Directive:
In the entries below, identify every line with the string "panel" and copy it.

Rows from a figure dataset
┌──

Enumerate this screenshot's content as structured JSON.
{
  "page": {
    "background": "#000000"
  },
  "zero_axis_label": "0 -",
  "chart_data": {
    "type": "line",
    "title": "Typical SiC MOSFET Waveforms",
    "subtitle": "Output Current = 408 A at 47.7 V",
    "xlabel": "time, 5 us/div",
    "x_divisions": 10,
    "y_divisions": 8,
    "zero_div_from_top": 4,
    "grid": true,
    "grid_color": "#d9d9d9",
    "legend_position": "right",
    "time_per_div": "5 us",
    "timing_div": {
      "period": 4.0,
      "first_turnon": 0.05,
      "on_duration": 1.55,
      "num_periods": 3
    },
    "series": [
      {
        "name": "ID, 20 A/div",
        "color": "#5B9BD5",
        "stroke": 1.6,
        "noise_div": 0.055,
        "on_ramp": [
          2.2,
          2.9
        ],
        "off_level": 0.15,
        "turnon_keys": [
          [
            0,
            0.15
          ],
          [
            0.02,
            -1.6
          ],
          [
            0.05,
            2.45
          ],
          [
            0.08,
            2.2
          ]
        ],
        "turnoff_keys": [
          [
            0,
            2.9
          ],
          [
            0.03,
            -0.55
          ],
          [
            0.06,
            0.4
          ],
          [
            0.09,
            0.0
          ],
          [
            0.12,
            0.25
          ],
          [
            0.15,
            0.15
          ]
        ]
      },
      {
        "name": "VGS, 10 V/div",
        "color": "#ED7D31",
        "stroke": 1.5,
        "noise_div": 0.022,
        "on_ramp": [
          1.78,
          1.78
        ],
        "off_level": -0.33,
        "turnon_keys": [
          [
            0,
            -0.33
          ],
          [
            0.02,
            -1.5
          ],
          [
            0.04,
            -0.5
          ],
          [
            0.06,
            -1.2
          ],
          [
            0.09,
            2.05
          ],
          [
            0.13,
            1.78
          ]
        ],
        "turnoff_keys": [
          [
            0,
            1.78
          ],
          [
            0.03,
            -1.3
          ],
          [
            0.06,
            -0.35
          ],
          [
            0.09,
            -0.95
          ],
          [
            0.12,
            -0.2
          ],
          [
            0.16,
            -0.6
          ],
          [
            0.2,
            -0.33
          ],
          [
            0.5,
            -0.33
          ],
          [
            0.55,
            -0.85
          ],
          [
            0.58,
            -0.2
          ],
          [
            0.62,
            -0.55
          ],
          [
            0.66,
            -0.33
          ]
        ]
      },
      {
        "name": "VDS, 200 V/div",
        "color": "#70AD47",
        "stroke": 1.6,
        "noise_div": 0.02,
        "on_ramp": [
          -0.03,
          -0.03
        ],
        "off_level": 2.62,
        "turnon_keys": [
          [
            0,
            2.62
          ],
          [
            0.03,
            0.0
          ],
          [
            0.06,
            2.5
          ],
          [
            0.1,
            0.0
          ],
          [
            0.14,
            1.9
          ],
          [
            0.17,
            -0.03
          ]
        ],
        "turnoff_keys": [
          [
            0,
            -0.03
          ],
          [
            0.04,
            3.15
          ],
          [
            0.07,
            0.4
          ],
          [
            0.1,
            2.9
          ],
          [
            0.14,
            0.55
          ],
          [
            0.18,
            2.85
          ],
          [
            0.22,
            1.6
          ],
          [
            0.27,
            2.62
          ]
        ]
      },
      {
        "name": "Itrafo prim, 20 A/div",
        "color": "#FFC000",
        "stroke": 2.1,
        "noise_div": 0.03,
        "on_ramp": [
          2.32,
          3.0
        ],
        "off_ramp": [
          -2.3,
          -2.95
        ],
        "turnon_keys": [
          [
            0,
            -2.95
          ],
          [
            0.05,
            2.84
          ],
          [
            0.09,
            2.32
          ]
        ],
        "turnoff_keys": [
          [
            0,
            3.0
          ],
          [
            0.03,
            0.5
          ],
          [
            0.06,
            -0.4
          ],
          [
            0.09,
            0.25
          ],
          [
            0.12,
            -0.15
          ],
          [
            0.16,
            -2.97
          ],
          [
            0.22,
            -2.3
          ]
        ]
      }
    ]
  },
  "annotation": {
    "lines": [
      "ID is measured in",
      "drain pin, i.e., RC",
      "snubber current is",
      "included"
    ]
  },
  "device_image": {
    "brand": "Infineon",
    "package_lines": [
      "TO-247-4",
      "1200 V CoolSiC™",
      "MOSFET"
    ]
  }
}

└──
┌──

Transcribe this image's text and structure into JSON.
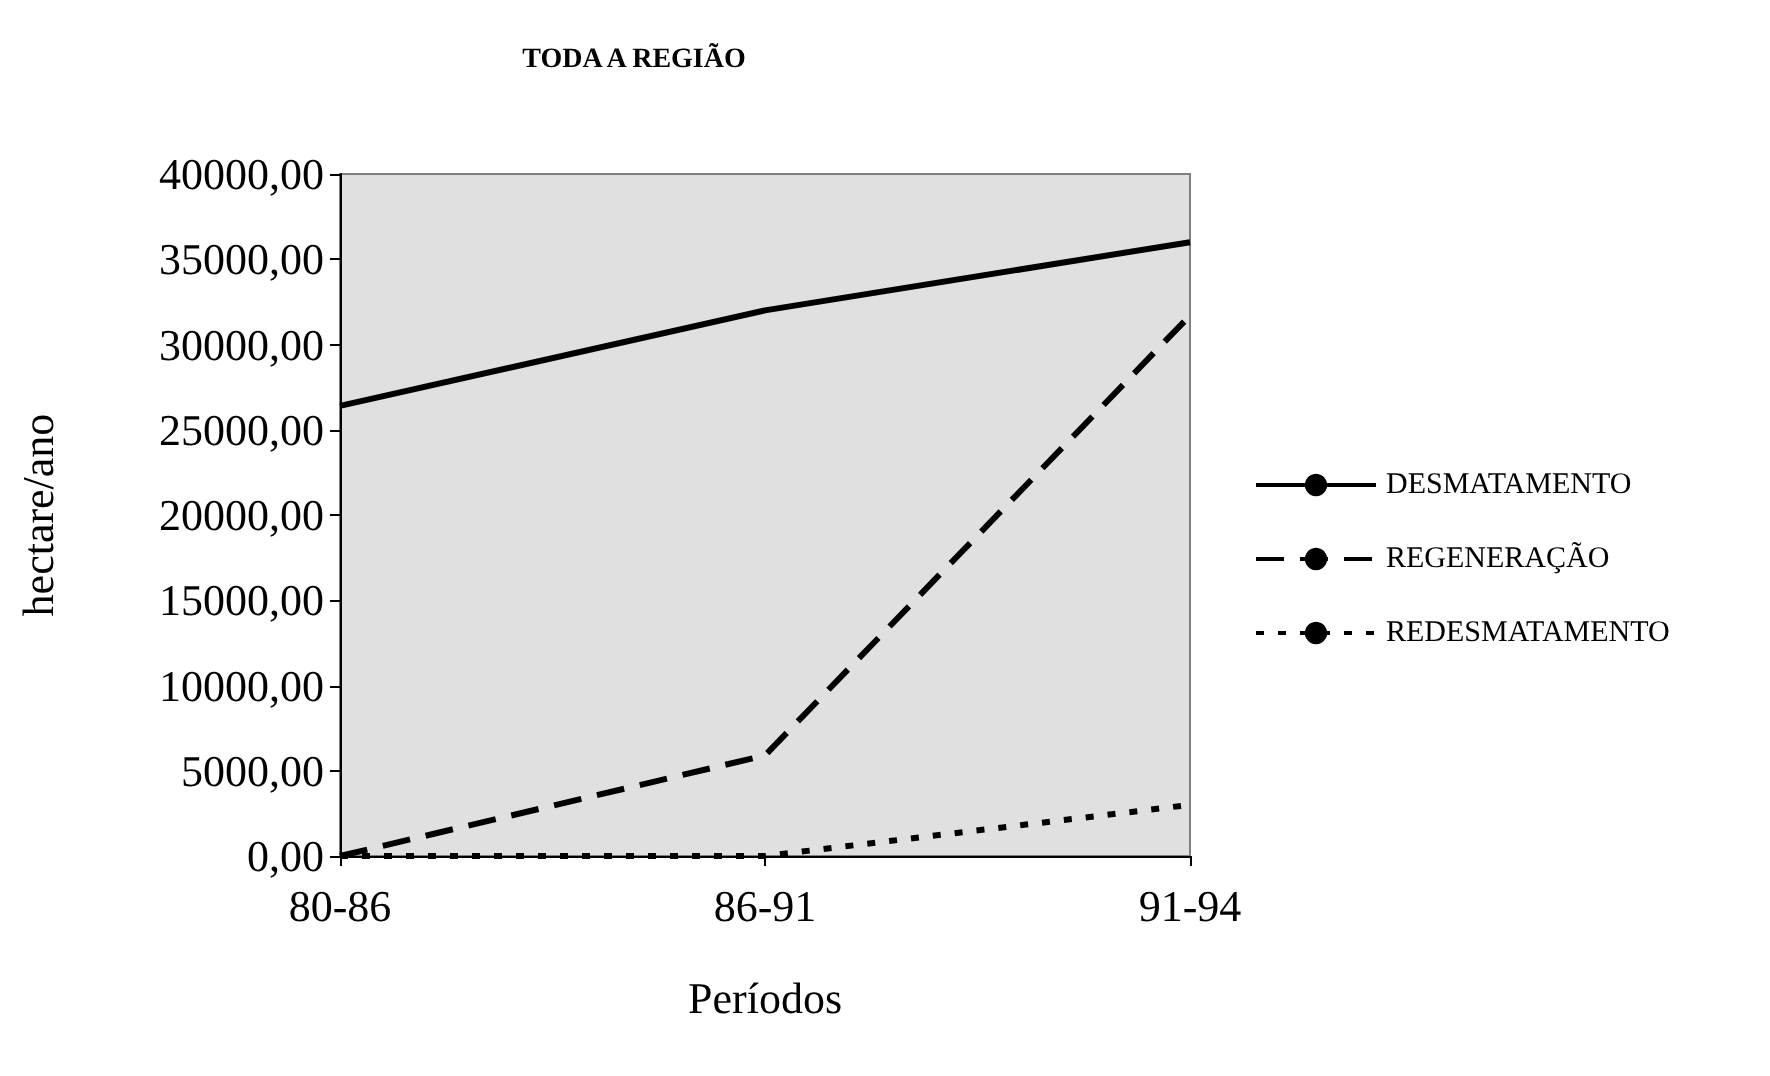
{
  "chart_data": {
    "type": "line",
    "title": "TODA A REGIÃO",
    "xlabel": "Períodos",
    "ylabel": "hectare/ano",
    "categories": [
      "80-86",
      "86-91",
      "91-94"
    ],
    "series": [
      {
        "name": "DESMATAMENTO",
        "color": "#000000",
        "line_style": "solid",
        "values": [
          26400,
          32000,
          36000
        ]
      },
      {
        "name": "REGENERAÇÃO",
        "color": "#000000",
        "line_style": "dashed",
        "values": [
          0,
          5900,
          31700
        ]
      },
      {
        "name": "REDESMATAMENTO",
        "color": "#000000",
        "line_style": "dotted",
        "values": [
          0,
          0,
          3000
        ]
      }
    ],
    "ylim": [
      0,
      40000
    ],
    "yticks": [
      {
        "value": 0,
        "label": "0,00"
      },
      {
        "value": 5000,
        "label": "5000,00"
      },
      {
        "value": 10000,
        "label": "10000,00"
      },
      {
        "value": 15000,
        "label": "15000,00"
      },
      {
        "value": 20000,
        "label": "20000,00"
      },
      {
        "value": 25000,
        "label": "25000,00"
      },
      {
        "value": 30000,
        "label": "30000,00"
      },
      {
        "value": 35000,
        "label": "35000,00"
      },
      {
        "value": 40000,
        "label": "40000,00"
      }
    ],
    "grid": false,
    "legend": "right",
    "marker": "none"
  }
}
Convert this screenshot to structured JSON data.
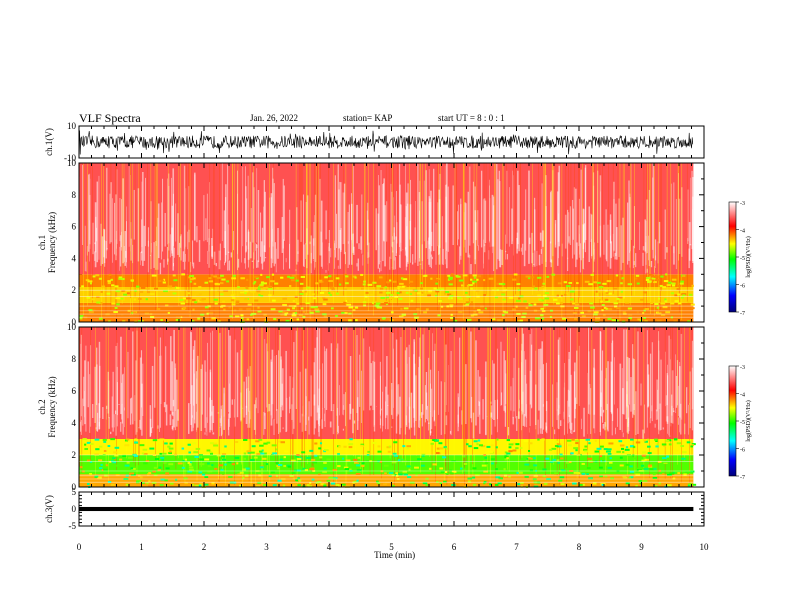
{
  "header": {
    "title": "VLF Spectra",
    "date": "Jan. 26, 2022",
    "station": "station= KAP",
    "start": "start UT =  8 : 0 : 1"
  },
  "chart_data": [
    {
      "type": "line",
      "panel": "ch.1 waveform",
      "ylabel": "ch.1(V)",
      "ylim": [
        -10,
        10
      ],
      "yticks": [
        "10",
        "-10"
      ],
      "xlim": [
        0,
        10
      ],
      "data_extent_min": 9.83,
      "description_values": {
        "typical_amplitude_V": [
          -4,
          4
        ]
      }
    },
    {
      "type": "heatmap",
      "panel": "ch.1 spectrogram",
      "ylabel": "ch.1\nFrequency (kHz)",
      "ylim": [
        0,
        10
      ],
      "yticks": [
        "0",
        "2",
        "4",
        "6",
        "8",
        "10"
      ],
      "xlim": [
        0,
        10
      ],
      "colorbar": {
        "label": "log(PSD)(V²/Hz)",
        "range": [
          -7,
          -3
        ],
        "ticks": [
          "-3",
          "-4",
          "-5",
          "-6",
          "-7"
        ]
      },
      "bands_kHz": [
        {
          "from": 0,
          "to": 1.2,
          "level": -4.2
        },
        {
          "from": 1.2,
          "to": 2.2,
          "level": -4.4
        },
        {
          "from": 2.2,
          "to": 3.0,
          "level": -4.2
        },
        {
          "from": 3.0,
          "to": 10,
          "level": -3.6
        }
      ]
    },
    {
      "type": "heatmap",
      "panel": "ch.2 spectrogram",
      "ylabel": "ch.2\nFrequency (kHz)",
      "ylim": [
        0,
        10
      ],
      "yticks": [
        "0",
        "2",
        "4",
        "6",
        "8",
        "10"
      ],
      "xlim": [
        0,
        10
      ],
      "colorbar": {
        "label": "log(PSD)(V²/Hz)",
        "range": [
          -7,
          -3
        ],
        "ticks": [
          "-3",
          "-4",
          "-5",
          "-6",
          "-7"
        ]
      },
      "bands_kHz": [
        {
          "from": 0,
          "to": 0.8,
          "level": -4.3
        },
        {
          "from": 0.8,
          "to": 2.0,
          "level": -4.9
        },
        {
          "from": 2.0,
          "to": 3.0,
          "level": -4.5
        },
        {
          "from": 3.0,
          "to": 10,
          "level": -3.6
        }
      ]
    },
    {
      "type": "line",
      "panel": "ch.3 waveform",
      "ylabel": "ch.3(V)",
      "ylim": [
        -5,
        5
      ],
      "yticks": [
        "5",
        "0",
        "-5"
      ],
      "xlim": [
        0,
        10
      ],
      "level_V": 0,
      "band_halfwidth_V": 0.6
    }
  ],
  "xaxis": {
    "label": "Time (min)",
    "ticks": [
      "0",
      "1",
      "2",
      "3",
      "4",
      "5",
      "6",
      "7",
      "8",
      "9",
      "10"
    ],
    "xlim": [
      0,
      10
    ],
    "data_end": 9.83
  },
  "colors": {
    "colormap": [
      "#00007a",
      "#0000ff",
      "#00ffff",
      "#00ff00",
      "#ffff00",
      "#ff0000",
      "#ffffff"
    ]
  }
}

└──

Finished answer:
      "panel": "ch.1 waveform",
      "panel": "ch.1 spectrogram",
      "panel": "ch.2 spectrogram",
      "panel": "ch.3 waveform",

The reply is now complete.